— Start of Data to process —

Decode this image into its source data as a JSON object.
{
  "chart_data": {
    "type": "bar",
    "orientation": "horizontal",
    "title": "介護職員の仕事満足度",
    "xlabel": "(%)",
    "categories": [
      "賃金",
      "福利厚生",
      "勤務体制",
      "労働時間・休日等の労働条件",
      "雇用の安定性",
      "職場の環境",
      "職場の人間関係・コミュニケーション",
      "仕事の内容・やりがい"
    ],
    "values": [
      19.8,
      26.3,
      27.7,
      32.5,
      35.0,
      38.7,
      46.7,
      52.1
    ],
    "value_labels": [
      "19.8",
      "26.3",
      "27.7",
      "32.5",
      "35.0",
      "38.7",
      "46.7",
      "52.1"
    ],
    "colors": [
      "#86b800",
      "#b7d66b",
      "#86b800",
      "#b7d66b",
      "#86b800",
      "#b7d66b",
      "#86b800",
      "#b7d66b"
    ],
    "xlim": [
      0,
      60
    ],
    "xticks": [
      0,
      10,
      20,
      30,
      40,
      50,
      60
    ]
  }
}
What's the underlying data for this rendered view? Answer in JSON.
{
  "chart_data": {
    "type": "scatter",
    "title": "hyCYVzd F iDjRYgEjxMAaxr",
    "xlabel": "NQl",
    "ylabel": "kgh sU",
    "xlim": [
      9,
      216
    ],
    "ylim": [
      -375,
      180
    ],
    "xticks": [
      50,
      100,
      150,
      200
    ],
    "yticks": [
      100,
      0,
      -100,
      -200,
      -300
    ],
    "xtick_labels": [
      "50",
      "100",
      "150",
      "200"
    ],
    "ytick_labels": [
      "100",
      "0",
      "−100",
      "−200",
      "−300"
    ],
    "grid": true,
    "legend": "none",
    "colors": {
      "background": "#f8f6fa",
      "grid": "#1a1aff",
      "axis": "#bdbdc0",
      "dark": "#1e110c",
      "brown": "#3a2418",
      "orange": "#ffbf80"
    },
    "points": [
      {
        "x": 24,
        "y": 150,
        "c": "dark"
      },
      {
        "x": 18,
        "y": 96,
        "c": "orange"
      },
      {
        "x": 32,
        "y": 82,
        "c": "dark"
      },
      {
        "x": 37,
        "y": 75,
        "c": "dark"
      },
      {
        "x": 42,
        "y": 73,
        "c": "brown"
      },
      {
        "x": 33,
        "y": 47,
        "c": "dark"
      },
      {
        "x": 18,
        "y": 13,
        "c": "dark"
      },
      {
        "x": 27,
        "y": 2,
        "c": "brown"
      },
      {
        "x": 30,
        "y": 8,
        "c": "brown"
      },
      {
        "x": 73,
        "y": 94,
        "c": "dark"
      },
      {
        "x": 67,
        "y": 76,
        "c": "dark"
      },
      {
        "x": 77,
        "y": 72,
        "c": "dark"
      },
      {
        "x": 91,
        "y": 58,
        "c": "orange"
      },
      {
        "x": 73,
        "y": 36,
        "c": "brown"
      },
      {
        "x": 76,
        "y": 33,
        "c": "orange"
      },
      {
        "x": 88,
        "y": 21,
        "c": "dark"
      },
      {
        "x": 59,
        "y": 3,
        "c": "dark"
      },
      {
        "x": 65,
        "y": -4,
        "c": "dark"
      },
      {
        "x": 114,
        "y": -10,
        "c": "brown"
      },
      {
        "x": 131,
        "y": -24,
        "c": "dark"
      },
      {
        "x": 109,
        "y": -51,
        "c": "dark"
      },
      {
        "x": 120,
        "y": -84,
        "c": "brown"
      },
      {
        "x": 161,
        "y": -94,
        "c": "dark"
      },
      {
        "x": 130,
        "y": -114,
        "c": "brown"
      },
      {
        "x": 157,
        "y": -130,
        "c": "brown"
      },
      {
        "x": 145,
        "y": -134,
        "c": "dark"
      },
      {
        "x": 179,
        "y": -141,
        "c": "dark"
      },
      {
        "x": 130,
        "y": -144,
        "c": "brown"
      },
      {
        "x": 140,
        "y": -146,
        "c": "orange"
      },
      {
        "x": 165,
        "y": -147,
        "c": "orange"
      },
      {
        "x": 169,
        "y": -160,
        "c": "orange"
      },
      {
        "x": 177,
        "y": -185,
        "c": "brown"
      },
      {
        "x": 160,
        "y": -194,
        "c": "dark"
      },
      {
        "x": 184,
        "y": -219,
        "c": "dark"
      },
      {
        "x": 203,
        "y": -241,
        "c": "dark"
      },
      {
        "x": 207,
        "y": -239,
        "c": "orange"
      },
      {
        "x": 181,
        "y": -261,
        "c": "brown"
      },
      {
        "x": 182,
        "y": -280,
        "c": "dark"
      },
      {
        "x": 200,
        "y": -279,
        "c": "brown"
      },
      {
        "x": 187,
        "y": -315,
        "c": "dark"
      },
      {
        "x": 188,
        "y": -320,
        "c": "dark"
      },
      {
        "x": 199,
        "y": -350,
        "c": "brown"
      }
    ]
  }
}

— End of Data to process —

- **Given instruction**
Every line above needs to be retyped exactly.

- **Complete output**
Decode this image into its source data as a JSON object.
{
  "chart_data": {
    "type": "bar",
    "orientation": "horizontal",
    "title": "介護職員の仕事満足度",
    "xlabel": "(%)",
    "categories": [
      "賃金",
      "福利厚生",
      "勤務体制",
      "労働時間・休日等の労働条件",
      "雇用の安定性",
      "職場の環境",
      "職場の人間関係・コミュニケーション",
      "仕事の内容・やりがい"
    ],
    "values": [
      19.8,
      26.3,
      27.7,
      32.5,
      35.0,
      38.7,
      46.7,
      52.1
    ],
    "value_labels": [
      "19.8",
      "26.3",
      "27.7",
      "32.5",
      "35.0",
      "38.7",
      "46.7",
      "52.1"
    ],
    "colors": [
      "#86b800",
      "#b7d66b",
      "#86b800",
      "#b7d66b",
      "#86b800",
      "#b7d66b",
      "#86b800",
      "#b7d66b"
    ],
    "xlim": [
      0,
      60
    ],
    "xticks": [
      0,
      10,
      20,
      30,
      40,
      50,
      60
    ]
  }
}
What's the underlying data for this rendered view? Answer in JSON.
{
  "chart_data": {
    "type": "scatter",
    "title": "hyCYVzd F iDjRYgEjxMAaxr",
    "xlabel": "NQl",
    "ylabel": "kgh sU",
    "xlim": [
      9,
      216
    ],
    "ylim": [
      -375,
      180
    ],
    "xticks": [
      50,
      100,
      150,
      200
    ],
    "yticks": [
      100,
      0,
      -100,
      -200,
      -300
    ],
    "xtick_labels": [
      "50",
      "100",
      "150",
      "200"
    ],
    "ytick_labels": [
      "100",
      "0",
      "−100",
      "−200",
      "−300"
    ],
    "grid": true,
    "legend": "none",
    "colors": {
      "background": "#f8f6fa",
      "grid": "#1a1aff",
      "axis": "#bdbdc0",
      "dark": "#1e110c",
      "brown": "#3a2418",
      "orange": "#ffbf80"
    },
    "points": [
      {
        "x": 24,
        "y": 150,
        "c": "dark"
      },
      {
        "x": 18,
        "y": 96,
        "c": "orange"
      },
      {
        "x": 32,
        "y": 82,
        "c": "dark"
      },
      {
        "x": 37,
        "y": 75,
        "c": "dark"
      },
      {
        "x": 42,
        "y": 73,
        "c": "brown"
      },
      {
        "x": 33,
        "y": 47,
        "c": "dark"
      },
      {
        "x": 18,
        "y": 13,
        "c": "dark"
      },
      {
        "x": 27,
        "y": 2,
        "c": "brown"
      },
      {
        "x": 30,
        "y": 8,
        "c": "brown"
      },
      {
        "x": 73,
        "y": 94,
        "c": "dark"
      },
      {
        "x": 67,
        "y": 76,
        "c": "dark"
      },
      {
        "x": 77,
        "y": 72,
        "c": "dark"
      },
      {
        "x": 91,
        "y": 58,
        "c": "orange"
      },
      {
        "x": 73,
        "y": 36,
        "c": "brown"
      },
      {
        "x": 76,
        "y": 33,
        "c": "orange"
      },
      {
        "x": 88,
        "y": 21,
        "c": "dark"
      },
      {
        "x": 59,
        "y": 3,
        "c": "dark"
      },
      {
        "x": 65,
        "y": -4,
        "c": "dark"
      },
      {
        "x": 114,
        "y": -10,
        "c": "brown"
      },
      {
        "x": 131,
        "y": -24,
        "c": "dark"
      },
      {
        "x": 109,
        "y": -51,
        "c": "dark"
      },
      {
        "x": 120,
        "y": -84,
        "c": "brown"
      },
      {
        "x": 161,
        "y": -94,
        "c": "dark"
      },
      {
        "x": 130,
        "y": -114,
        "c": "brown"
      },
      {
        "x": 157,
        "y": -130,
        "c": "brown"
      },
      {
        "x": 145,
        "y": -134,
        "c": "dark"
      },
      {
        "x": 179,
        "y": -141,
        "c": "dark"
      },
      {
        "x": 130,
        "y": -144,
        "c": "brown"
      },
      {
        "x": 140,
        "y": -146,
        "c": "orange"
      },
      {
        "x": 165,
        "y": -147,
        "c": "orange"
      },
      {
        "x": 169,
        "y": -160,
        "c": "orange"
      },
      {
        "x": 177,
        "y": -185,
        "c": "brown"
      },
      {
        "x": 160,
        "y": -194,
        "c": "dark"
      },
      {
        "x": 184,
        "y": -219,
        "c": "dark"
      },
      {
        "x": 203,
        "y": -241,
        "c": "dark"
      },
      {
        "x": 207,
        "y": -239,
        "c": "orange"
      },
      {
        "x": 181,
        "y": -261,
        "c": "brown"
      },
      {
        "x": 182,
        "y": -280,
        "c": "dark"
      },
      {
        "x": 200,
        "y": -279,
        "c": "brown"
      },
      {
        "x": 187,
        "y": -315,
        "c": "dark"
      },
      {
        "x": 188,
        "y": -320,
        "c": "dark"
      },
      {
        "x": 199,
        "y": -350,
        "c": "brown"
      }
    ]
  }
}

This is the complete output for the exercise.